— BEGIN DATA PROVIDED —

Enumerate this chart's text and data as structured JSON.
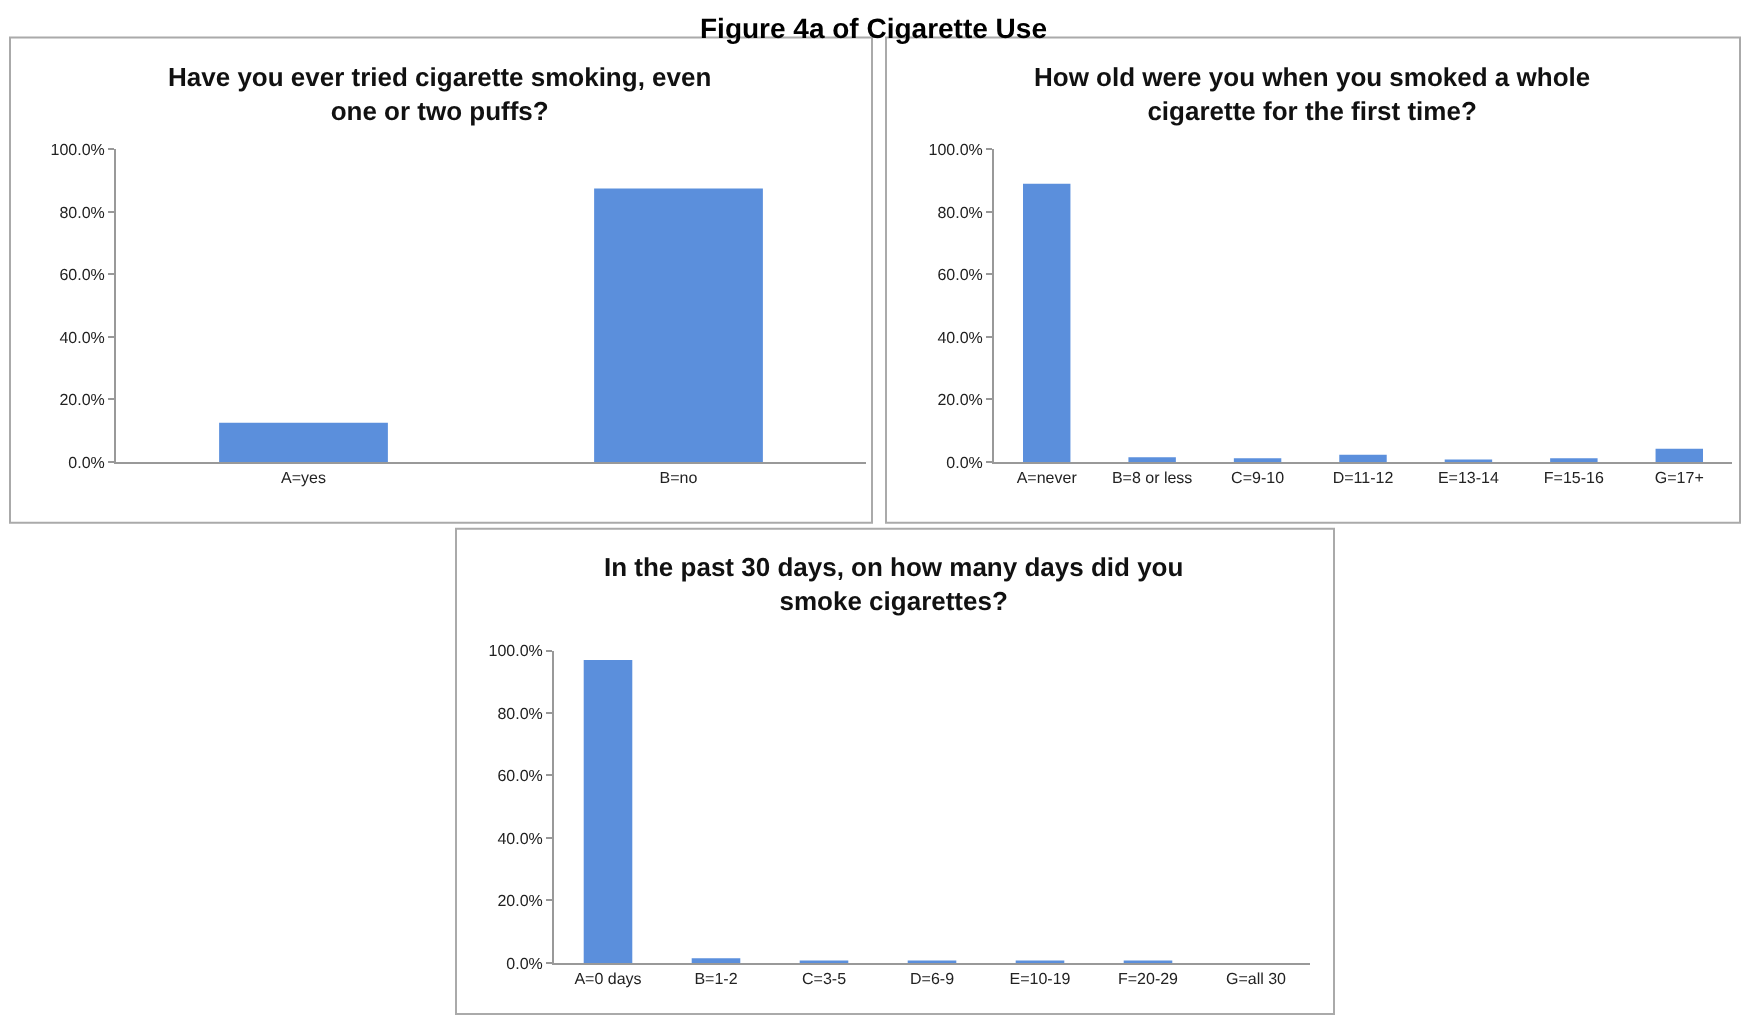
{
  "chart_data": [
    {
      "type": "bar",
      "title": "Have you ever tried cigarette smoking, even one or two puffs?",
      "annotations": [
        "Figure 4a of Cigarette Use"
      ],
      "categories": [
        "A=yes",
        "B=no"
      ],
      "values": [
        12.5,
        87.5
      ],
      "color": "#5b8fdc",
      "ylim": [
        0,
        100
      ],
      "yticks": [
        {
          "value": 0,
          "label": "0.0%"
        },
        {
          "value": 20,
          "label": "20.0%"
        },
        {
          "value": 40,
          "label": "40.0%"
        },
        {
          "value": 60,
          "label": "60.0%"
        },
        {
          "value": 80,
          "label": "80.0%"
        },
        {
          "value": 100,
          "label": "100.0%"
        }
      ],
      "grid": false
    },
    {
      "type": "bar",
      "title": "How old were you when you smoked a whole cigarette for the first time?",
      "categories": [
        "A=never",
        "B=8 or less",
        "C=9-10",
        "D=11-12",
        "E=13-14",
        "F=15-16",
        "G=17+"
      ],
      "values": [
        89,
        1.5,
        1.2,
        2.3,
        0.3,
        1.2,
        4.2
      ],
      "color": "#5b8fdc",
      "ylim": [
        0,
        100
      ],
      "yticks": [
        {
          "value": 0,
          "label": "0.0%"
        },
        {
          "value": 20,
          "label": "20.0%"
        },
        {
          "value": 40,
          "label": "40.0%"
        },
        {
          "value": 60,
          "label": "60.0%"
        },
        {
          "value": 80,
          "label": "80.0%"
        },
        {
          "value": 100,
          "label": "100.0%"
        }
      ],
      "grid": false
    },
    {
      "type": "bar",
      "title": "In the past 30 days, on how many days did you smoke cigarettes?",
      "categories": [
        "A=0 days",
        "B=1-2",
        "C=3-5",
        "D=6-9",
        "E=10-19",
        "F=20-29",
        "G=all 30"
      ],
      "values": [
        97,
        1.5,
        0.2,
        0.2,
        0.6,
        0.2,
        0
      ],
      "color": "#5b8fdc",
      "ylim": [
        0,
        100
      ],
      "yticks": [
        {
          "value": 0,
          "label": "0.0%"
        },
        {
          "value": 20,
          "label": "20.0%"
        },
        {
          "value": 40,
          "label": "40.0%"
        },
        {
          "value": 60,
          "label": "60.0%"
        },
        {
          "value": 80,
          "label": "80.0%"
        },
        {
          "value": 100,
          "label": "100.0%"
        }
      ],
      "grid": false
    }
  ]
}
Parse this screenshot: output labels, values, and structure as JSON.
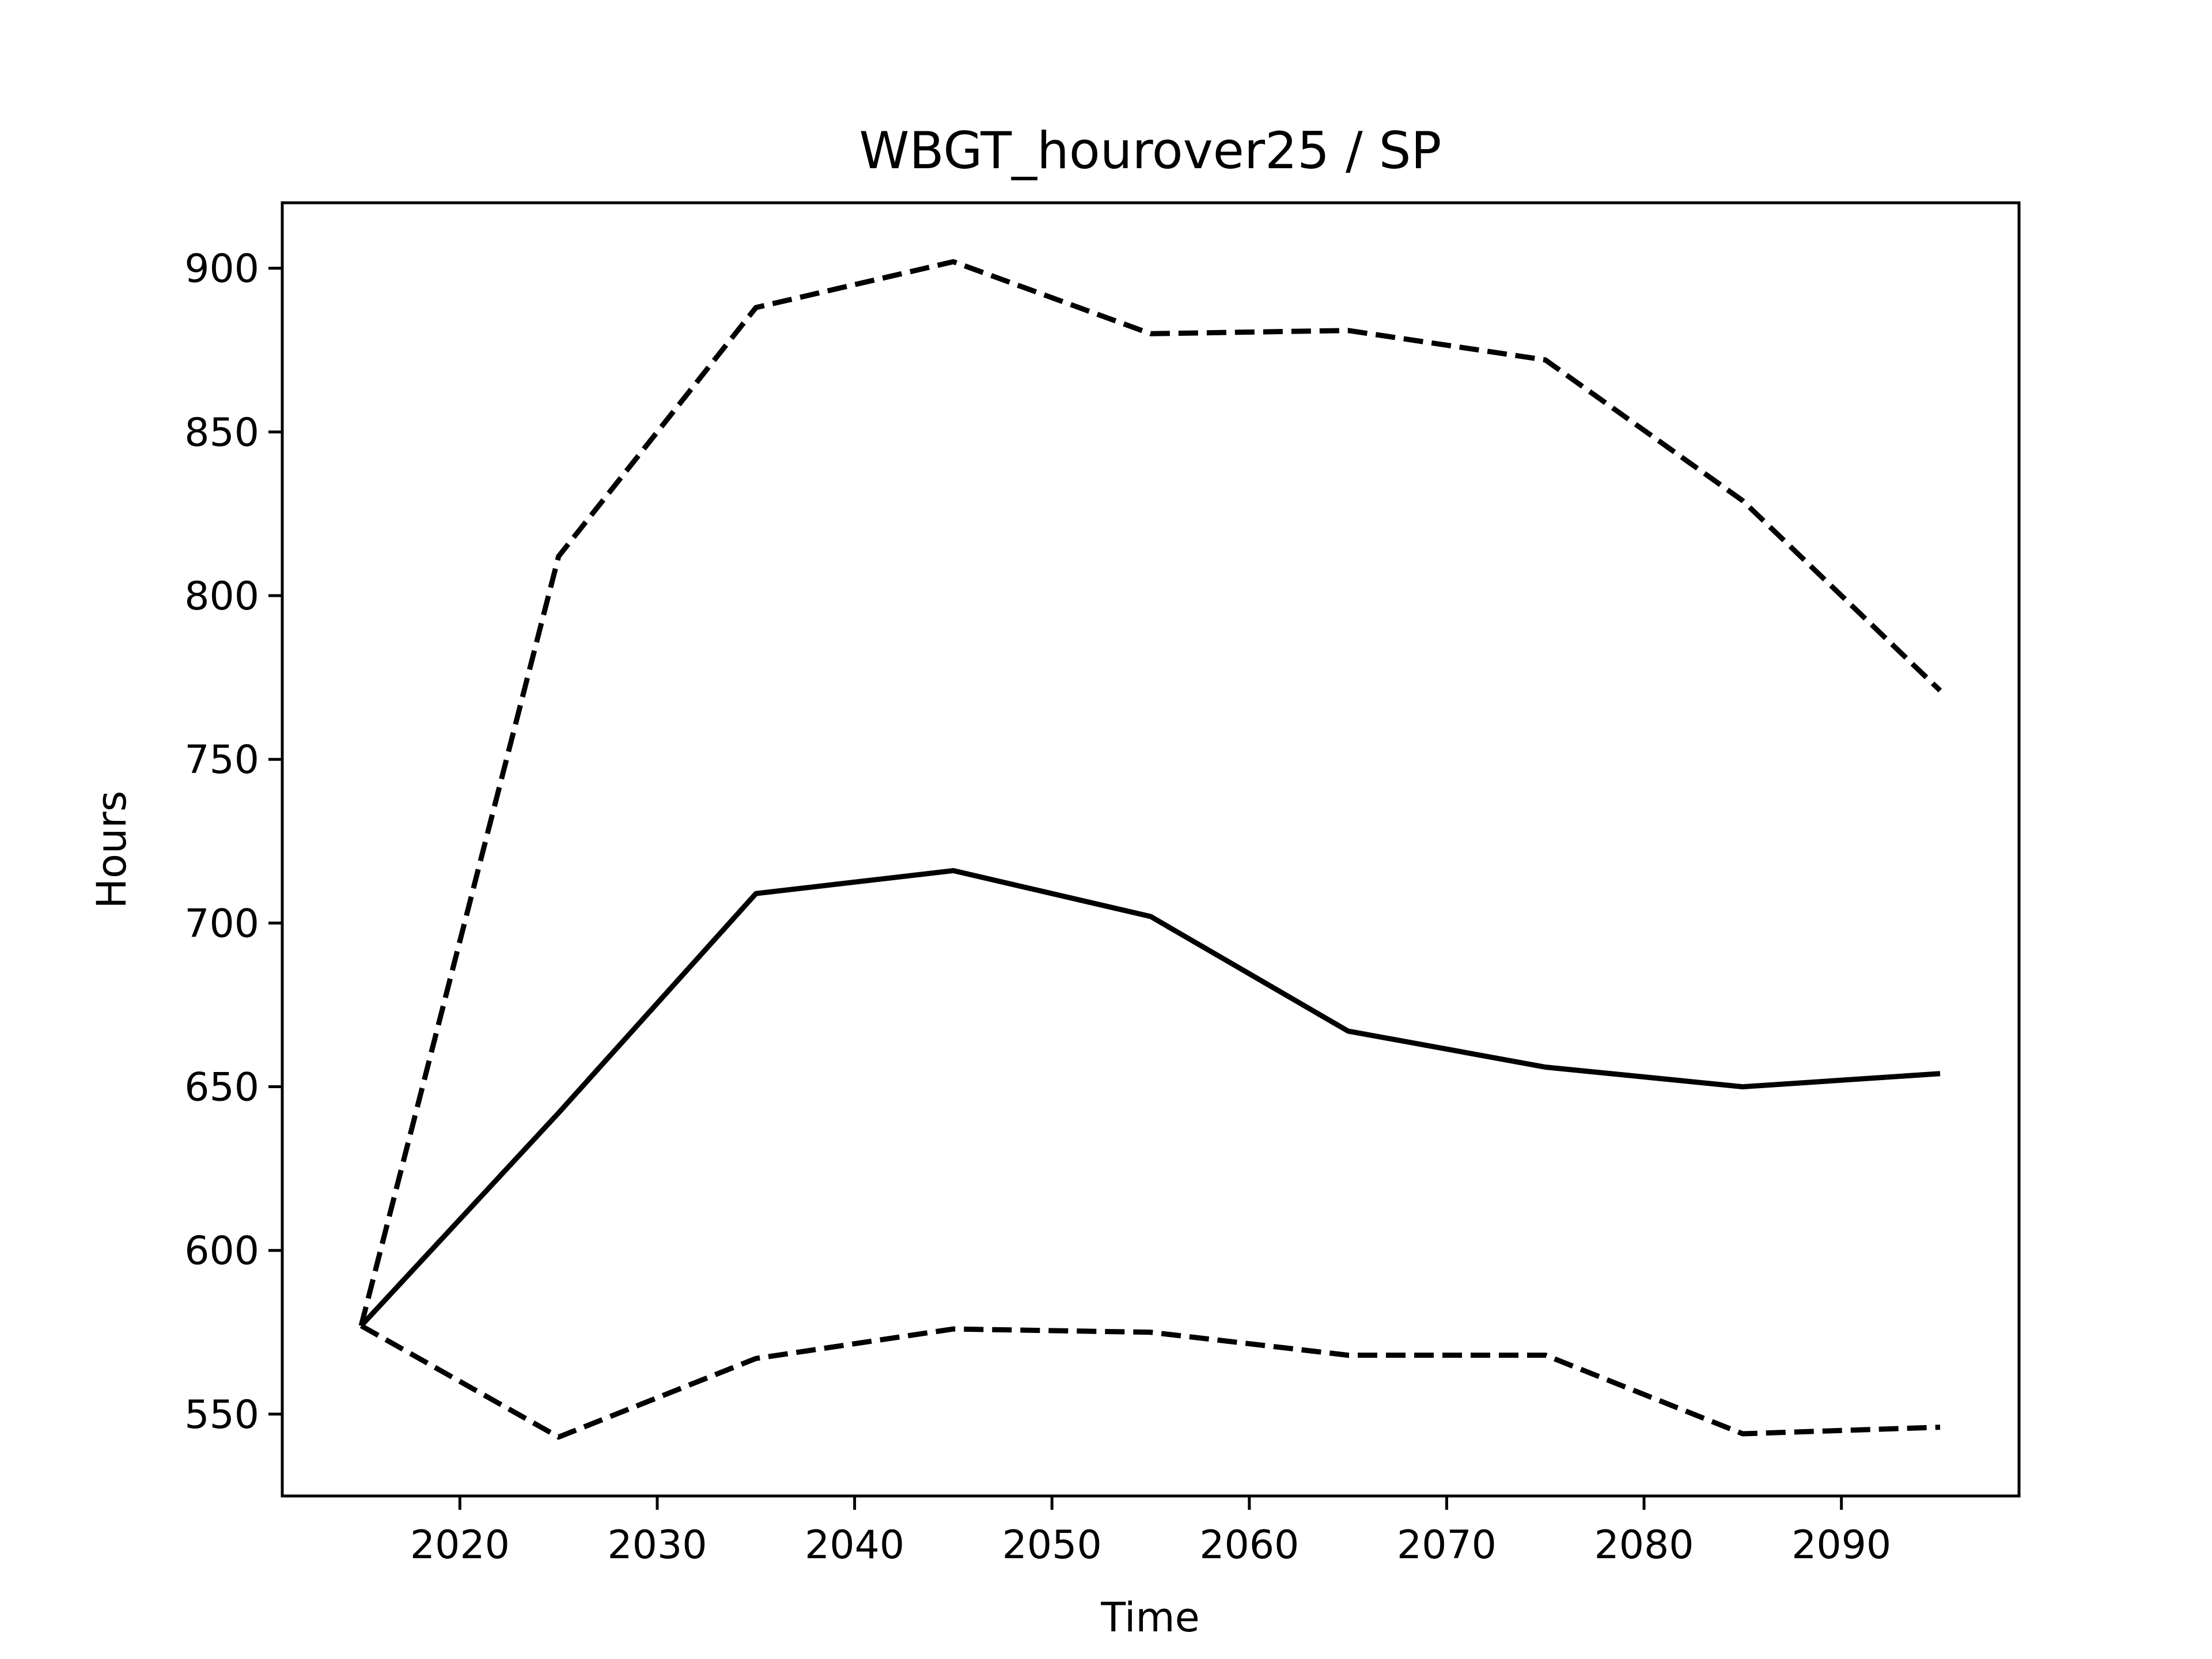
{
  "chart_data": {
    "type": "line",
    "title": "WBGT_hourover25 / SP",
    "xlabel": "Time",
    "ylabel": "Hours",
    "xlim": [
      2011,
      2099
    ],
    "ylim": [
      525,
      920
    ],
    "xticks": [
      2020,
      2030,
      2040,
      2050,
      2060,
      2070,
      2080,
      2090
    ],
    "yticks": [
      550,
      600,
      650,
      700,
      750,
      800,
      850,
      900
    ],
    "x": [
      2015,
      2025,
      2035,
      2045,
      2055,
      2065,
      2075,
      2085,
      2095
    ],
    "grid": false,
    "series": [
      {
        "style": "dashed",
        "color": "#000000",
        "values": [
          577,
          812,
          888,
          902,
          880,
          881,
          872,
          829,
          771
        ]
      },
      {
        "style": "solid",
        "color": "#000000",
        "values": [
          577,
          642,
          709,
          716,
          702,
          667,
          656,
          650,
          654
        ]
      },
      {
        "style": "dashed",
        "color": "#000000",
        "values": [
          577,
          543,
          567,
          576,
          575,
          568,
          568,
          544,
          546
        ]
      }
    ]
  }
}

— END DATA PROVIDED —

(EXERCISE): Write the material out again exactly as it appears, dropping the pictures.

(TASK RESULT):
Enumerate this chart's text and data as structured JSON.
{
  "chart_data": [
    {
      "type": "bar",
      "title": "Have you ever tried cigarette smoking, even one or two puffs?",
      "annotations": [
        "Figure 4a of Cigarette Use"
      ],
      "categories": [
        "A=yes",
        "B=no"
      ],
      "values": [
        12.5,
        87.5
      ],
      "color": "#5b8fdc",
      "ylim": [
        0,
        100
      ],
      "yticks": [
        {
          "value": 0,
          "label": "0.0%"
        },
        {
          "value": 20,
          "label": "20.0%"
        },
        {
          "value": 40,
          "label": "40.0%"
        },
        {
          "value": 60,
          "label": "60.0%"
        },
        {
          "value": 80,
          "label": "80.0%"
        },
        {
          "value": 100,
          "label": "100.0%"
        }
      ],
      "grid": false
    },
    {
      "type": "bar",
      "title": "How old were you when you smoked a whole cigarette for the first time?",
      "categories": [
        "A=never",
        "B=8 or less",
        "C=9-10",
        "D=11-12",
        "E=13-14",
        "F=15-16",
        "G=17+"
      ],
      "values": [
        89,
        1.5,
        1.2,
        2.3,
        0.3,
        1.2,
        4.2
      ],
      "color": "#5b8fdc",
      "ylim": [
        0,
        100
      ],
      "yticks": [
        {
          "value": 0,
          "label": "0.0%"
        },
        {
          "value": 20,
          "label": "20.0%"
        },
        {
          "value": 40,
          "label": "40.0%"
        },
        {
          "value": 60,
          "label": "60.0%"
        },
        {
          "value": 80,
          "label": "80.0%"
        },
        {
          "value": 100,
          "label": "100.0%"
        }
      ],
      "grid": false
    },
    {
      "type": "bar",
      "title": "In the past 30 days, on how many days did you smoke cigarettes?",
      "categories": [
        "A=0 days",
        "B=1-2",
        "C=3-5",
        "D=6-9",
        "E=10-19",
        "F=20-29",
        "G=all 30"
      ],
      "values": [
        97,
        1.5,
        0.2,
        0.2,
        0.6,
        0.2,
        0
      ],
      "color": "#5b8fdc",
      "ylim": [
        0,
        100
      ],
      "yticks": [
        {
          "value": 0,
          "label": "0.0%"
        },
        {
          "value": 20,
          "label": "20.0%"
        },
        {
          "value": 40,
          "label": "40.0%"
        },
        {
          "value": 60,
          "label": "60.0%"
        },
        {
          "value": 80,
          "label": "80.0%"
        },
        {
          "value": 100,
          "label": "100.0%"
        }
      ],
      "grid": false
    }
  ]
}
Parse this screenshot: output labels, values, and structure as JSON.
{
  "chart_data": {
    "type": "line",
    "title": "WBGT_hourover25 / SP",
    "xlabel": "Time",
    "ylabel": "Hours",
    "xlim": [
      2011,
      2099
    ],
    "ylim": [
      525,
      920
    ],
    "xticks": [
      2020,
      2030,
      2040,
      2050,
      2060,
      2070,
      2080,
      2090
    ],
    "yticks": [
      550,
      600,
      650,
      700,
      750,
      800,
      850,
      900
    ],
    "x": [
      2015,
      2025,
      2035,
      2045,
      2055,
      2065,
      2075,
      2085,
      2095
    ],
    "grid": false,
    "series": [
      {
        "style": "dashed",
        "color": "#000000",
        "values": [
          577,
          812,
          888,
          902,
          880,
          881,
          872,
          829,
          771
        ]
      },
      {
        "style": "solid",
        "color": "#000000",
        "values": [
          577,
          642,
          709,
          716,
          702,
          667,
          656,
          650,
          654
        ]
      },
      {
        "style": "dashed",
        "color": "#000000",
        "values": [
          577,
          543,
          567,
          576,
          575,
          568,
          568,
          544,
          546
        ]
      }
    ]
  }
}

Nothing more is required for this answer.